[Extracted data entries]
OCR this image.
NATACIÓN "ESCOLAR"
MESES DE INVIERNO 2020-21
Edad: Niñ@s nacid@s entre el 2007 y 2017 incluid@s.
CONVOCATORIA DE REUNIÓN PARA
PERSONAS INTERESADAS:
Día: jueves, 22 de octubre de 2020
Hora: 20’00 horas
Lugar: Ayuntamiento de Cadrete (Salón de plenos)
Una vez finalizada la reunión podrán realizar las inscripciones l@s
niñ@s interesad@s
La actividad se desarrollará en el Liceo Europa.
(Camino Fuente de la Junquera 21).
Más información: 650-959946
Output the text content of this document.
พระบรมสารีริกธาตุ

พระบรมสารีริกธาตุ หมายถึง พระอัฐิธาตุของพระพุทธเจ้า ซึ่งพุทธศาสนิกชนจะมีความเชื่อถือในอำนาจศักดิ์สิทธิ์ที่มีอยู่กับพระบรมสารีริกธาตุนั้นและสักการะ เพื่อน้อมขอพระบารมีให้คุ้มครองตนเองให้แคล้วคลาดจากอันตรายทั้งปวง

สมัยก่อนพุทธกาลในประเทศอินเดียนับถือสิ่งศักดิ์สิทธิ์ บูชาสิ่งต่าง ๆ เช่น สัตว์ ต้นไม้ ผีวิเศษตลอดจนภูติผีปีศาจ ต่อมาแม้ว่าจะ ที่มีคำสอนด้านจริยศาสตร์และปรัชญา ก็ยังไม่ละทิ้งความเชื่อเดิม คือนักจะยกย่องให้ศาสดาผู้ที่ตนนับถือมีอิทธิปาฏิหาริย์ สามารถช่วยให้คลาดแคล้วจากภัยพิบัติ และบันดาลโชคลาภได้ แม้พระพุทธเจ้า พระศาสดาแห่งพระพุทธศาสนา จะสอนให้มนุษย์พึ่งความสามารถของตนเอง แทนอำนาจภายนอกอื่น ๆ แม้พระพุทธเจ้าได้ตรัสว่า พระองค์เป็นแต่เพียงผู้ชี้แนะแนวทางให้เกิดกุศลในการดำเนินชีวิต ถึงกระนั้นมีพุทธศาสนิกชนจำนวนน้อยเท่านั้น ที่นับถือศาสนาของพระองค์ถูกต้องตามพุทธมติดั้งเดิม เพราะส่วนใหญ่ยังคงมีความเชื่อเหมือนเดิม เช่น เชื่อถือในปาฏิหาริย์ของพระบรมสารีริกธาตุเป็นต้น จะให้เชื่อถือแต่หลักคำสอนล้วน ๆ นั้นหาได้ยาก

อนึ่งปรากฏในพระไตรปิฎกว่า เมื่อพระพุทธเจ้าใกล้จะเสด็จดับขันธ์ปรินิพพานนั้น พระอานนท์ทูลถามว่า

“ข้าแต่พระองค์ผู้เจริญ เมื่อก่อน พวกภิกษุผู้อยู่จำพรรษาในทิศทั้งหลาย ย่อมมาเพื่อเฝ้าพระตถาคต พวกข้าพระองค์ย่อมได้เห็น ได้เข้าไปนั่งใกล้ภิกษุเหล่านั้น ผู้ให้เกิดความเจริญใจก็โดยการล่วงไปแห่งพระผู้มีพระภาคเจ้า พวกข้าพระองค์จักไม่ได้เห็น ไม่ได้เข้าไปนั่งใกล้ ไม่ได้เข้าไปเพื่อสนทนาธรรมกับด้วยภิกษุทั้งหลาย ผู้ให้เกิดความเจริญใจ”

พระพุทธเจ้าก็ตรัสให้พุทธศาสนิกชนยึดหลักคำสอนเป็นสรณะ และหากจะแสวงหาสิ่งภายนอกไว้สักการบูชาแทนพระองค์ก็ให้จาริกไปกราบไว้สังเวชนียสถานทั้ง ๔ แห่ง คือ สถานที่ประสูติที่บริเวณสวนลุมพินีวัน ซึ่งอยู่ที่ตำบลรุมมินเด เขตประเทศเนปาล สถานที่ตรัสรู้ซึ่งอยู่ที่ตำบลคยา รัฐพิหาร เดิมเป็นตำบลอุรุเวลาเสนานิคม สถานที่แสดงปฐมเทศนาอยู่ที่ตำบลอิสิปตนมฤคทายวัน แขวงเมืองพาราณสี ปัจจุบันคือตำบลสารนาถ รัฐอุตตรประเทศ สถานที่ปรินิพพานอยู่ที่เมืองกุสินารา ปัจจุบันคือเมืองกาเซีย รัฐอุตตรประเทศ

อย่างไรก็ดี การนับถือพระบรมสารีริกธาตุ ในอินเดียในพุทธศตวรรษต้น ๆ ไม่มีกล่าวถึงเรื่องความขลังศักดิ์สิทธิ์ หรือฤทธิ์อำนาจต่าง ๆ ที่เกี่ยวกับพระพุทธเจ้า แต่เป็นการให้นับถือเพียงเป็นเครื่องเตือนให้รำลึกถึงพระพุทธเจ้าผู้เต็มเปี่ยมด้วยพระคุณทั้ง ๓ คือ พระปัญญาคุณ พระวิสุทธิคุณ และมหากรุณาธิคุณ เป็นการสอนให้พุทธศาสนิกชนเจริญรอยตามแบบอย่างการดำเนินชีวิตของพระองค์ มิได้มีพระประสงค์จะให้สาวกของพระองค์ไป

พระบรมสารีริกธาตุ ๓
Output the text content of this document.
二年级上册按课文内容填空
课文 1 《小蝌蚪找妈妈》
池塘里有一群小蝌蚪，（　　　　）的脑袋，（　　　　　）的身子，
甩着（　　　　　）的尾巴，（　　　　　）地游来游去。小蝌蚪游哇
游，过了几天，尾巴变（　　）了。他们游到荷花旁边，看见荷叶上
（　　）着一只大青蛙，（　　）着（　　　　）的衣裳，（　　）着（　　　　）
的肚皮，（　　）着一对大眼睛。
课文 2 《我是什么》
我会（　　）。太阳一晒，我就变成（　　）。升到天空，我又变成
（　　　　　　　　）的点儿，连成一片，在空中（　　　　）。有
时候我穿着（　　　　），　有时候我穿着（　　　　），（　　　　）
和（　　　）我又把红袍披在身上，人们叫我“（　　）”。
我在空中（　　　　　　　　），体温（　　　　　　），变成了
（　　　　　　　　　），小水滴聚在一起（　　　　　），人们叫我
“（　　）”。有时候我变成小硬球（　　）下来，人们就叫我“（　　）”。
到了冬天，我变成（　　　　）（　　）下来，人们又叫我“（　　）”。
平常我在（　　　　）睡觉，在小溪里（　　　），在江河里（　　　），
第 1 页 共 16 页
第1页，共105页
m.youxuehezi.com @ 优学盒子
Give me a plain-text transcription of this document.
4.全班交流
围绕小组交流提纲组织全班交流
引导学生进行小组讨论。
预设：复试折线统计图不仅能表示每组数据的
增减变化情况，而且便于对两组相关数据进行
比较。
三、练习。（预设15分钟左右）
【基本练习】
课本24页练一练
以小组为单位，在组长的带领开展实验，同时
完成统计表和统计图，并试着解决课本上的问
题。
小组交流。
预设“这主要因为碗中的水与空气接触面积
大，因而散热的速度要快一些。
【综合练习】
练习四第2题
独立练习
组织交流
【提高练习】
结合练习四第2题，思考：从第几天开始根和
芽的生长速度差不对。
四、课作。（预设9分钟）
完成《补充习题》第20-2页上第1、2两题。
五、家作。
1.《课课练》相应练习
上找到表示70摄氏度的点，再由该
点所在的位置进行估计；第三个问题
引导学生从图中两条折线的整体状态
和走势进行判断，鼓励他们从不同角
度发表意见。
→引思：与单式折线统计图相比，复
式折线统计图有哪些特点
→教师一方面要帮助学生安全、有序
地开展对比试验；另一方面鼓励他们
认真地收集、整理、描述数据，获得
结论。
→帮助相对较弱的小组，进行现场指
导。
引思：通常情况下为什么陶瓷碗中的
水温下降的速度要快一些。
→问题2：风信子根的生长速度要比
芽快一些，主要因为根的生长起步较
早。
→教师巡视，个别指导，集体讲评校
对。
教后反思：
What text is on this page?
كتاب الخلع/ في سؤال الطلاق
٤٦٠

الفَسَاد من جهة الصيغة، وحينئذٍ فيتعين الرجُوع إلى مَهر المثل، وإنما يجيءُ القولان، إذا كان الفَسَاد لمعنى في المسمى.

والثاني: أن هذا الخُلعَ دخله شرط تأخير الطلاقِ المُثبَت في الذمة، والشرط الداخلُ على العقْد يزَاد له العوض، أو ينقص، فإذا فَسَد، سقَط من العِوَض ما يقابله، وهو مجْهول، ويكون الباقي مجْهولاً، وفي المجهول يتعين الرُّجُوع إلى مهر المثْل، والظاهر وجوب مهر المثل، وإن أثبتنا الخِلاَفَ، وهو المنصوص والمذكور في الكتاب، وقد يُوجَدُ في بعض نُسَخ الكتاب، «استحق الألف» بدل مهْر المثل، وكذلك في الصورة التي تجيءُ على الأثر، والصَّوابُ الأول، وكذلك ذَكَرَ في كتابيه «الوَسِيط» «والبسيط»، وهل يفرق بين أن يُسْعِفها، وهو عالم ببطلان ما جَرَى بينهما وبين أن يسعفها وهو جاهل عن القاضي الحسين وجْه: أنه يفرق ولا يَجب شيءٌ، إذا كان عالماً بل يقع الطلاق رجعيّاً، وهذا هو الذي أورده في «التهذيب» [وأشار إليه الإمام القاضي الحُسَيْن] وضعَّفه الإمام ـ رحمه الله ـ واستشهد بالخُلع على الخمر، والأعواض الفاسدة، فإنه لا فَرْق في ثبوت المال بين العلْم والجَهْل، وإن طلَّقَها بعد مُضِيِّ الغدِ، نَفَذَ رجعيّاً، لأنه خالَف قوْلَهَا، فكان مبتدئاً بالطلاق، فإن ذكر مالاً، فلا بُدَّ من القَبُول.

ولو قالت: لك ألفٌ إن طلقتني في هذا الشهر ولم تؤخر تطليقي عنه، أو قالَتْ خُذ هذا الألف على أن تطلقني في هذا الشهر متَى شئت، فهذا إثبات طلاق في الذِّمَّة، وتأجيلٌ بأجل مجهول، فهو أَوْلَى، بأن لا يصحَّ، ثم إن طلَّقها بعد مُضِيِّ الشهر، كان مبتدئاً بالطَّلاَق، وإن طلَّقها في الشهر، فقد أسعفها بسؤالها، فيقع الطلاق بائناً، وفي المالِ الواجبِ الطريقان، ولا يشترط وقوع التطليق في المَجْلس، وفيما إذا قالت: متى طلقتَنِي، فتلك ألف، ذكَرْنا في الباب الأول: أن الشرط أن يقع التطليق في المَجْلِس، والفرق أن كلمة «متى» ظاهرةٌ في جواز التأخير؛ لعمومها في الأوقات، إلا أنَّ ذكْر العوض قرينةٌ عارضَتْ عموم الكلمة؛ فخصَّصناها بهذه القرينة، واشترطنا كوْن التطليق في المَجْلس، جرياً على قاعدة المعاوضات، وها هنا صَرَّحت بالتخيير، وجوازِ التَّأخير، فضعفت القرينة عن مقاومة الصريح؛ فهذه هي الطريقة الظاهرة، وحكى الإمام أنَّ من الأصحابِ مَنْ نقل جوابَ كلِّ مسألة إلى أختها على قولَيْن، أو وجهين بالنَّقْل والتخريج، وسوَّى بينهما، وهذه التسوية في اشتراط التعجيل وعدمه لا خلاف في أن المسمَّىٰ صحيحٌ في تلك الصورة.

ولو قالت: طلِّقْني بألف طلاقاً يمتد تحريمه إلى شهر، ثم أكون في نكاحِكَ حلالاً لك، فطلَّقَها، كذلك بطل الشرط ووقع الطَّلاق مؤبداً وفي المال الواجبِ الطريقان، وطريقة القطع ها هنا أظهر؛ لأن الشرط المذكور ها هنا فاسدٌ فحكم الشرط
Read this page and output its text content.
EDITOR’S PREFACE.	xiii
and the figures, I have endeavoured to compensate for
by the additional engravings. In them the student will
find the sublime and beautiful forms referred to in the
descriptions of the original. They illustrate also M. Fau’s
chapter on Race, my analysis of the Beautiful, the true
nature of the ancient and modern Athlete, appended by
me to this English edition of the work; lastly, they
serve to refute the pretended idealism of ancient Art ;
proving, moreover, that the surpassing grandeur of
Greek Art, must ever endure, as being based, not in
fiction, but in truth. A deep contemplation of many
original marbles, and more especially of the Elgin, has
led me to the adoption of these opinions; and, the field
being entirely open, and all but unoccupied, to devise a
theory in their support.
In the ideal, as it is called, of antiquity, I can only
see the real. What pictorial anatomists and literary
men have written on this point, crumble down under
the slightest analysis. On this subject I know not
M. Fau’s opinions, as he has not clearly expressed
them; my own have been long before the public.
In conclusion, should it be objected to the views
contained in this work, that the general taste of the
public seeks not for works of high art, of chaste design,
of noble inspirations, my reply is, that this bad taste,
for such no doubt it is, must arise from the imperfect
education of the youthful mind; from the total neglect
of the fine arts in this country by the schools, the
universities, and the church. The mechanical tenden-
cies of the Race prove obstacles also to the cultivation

Short problem -
Check each line in the records for the word "that" and say how many have it, with nothing else.

Exercise result -
3